DATA TO USE

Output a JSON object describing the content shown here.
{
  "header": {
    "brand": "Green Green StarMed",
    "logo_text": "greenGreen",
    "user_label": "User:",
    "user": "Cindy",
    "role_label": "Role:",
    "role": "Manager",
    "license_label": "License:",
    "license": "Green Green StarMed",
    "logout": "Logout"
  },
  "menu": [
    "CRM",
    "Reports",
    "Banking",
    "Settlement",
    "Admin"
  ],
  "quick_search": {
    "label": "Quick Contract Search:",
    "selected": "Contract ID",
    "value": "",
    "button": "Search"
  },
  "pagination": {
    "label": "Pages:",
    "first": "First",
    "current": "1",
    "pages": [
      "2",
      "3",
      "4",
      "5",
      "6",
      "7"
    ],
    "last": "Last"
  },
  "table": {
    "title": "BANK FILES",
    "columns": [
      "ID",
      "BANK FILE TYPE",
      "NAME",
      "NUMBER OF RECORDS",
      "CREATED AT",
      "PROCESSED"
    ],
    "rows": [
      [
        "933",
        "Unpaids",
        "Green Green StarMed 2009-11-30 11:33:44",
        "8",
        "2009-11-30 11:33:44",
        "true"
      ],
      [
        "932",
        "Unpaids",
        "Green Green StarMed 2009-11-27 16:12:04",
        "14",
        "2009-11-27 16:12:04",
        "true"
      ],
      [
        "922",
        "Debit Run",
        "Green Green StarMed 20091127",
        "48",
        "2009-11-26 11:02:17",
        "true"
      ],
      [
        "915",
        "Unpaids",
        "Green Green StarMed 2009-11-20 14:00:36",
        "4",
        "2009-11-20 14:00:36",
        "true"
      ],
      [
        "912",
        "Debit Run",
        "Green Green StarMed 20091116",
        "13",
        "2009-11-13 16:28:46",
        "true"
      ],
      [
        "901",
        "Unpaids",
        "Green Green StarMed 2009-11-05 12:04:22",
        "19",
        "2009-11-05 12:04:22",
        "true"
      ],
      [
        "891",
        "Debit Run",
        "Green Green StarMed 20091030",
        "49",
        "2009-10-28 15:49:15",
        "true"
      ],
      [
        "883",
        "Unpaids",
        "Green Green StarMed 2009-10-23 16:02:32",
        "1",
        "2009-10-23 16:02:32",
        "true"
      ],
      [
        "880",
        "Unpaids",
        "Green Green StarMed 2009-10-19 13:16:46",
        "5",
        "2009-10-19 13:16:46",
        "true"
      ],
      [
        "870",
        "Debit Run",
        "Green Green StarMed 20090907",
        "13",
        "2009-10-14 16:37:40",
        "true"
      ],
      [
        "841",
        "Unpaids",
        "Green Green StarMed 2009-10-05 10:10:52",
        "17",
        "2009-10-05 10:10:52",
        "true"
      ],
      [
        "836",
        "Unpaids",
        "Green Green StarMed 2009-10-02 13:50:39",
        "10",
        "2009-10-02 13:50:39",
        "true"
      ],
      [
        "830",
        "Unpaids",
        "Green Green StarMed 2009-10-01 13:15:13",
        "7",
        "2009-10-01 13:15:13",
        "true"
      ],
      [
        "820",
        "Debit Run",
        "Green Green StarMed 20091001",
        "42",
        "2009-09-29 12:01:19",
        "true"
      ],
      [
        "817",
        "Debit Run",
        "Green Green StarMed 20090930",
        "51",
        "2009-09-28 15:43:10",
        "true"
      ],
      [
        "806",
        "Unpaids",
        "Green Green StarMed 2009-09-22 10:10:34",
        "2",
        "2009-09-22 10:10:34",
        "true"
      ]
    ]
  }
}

EXERCISE GOAL
Copy every line verbatim.

PROBLEM SOLUTION
Output a JSON object describing the content shown here.
{
  "header": {
    "brand": "Green Green StarMed",
    "logo_text": "greenGreen",
    "user_label": "User:",
    "user": "Cindy",
    "role_label": "Role:",
    "role": "Manager",
    "license_label": "License:",
    "license": "Green Green StarMed",
    "logout": "Logout"
  },
  "menu": [
    "CRM",
    "Reports",
    "Banking",
    "Settlement",
    "Admin"
  ],
  "quick_search": {
    "label": "Quick Contract Search:",
    "selected": "Contract ID",
    "value": "",
    "button": "Search"
  },
  "pagination": {
    "label": "Pages:",
    "first": "First",
    "current": "1",
    "pages": [
      "2",
      "3",
      "4",
      "5",
      "6",
      "7"
    ],
    "last": "Last"
  },
  "table": {
    "title": "BANK FILES",
    "columns": [
      "ID",
      "BANK FILE TYPE",
      "NAME",
      "NUMBER OF RECORDS",
      "CREATED AT",
      "PROCESSED"
    ],
    "rows": [
      [
        "933",
        "Unpaids",
        "Green Green StarMed 2009-11-30 11:33:44",
        "8",
        "2009-11-30 11:33:44",
        "true"
      ],
      [
        "932",
        "Unpaids",
        "Green Green StarMed 2009-11-27 16:12:04",
        "14",
        "2009-11-27 16:12:04",
        "true"
      ],
      [
        "922",
        "Debit Run",
        "Green Green StarMed 20091127",
        "48",
        "2009-11-26 11:02:17",
        "true"
      ],
      [
        "915",
        "Unpaids",
        "Green Green StarMed 2009-11-20 14:00:36",
        "4",
        "2009-11-20 14:00:36",
        "true"
      ],
      [
        "912",
        "Debit Run",
        "Green Green StarMed 20091116",
        "13",
        "2009-11-13 16:28:46",
        "true"
      ],
      [
        "901",
        "Unpaids",
        "Green Green StarMed 2009-11-05 12:04:22",
        "19",
        "2009-11-05 12:04:22",
        "true"
      ],
      [
        "891",
        "Debit Run",
        "Green Green StarMed 20091030",
        "49",
        "2009-10-28 15:49:15",
        "true"
      ],
      [
        "883",
        "Unpaids",
        "Green Green StarMed 2009-10-23 16:02:32",
        "1",
        "2009-10-23 16:02:32",
        "true"
      ],
      [
        "880",
        "Unpaids",
        "Green Green StarMed 2009-10-19 13:16:46",
        "5",
        "2009-10-19 13:16:46",
        "true"
      ],
      [
        "870",
        "Debit Run",
        "Green Green StarMed 20090907",
        "13",
        "2009-10-14 16:37:40",
        "true"
      ],
      [
        "841",
        "Unpaids",
        "Green Green StarMed 2009-10-05 10:10:52",
        "17",
        "2009-10-05 10:10:52",
        "true"
      ],
      [
        "836",
        "Unpaids",
        "Green Green StarMed 2009-10-02 13:50:39",
        "10",
        "2009-10-02 13:50:39",
        "true"
      ],
      [
        "830",
        "Unpaids",
        "Green Green StarMed 2009-10-01 13:15:13",
        "7",
        "2009-10-01 13:15:13",
        "true"
      ],
      [
        "820",
        "Debit Run",
        "Green Green StarMed 20091001",
        "42",
        "2009-09-29 12:01:19",
        "true"
      ],
      [
        "817",
        "Debit Run",
        "Green Green StarMed 20090930",
        "51",
        "2009-09-28 15:43:10",
        "true"
      ],
      [
        "806",
        "Unpaids",
        "Green Green StarMed 2009-09-22 10:10:34",
        "2",
        "2009-09-22 10:10:34",
        "true"
      ]
    ]
  }
}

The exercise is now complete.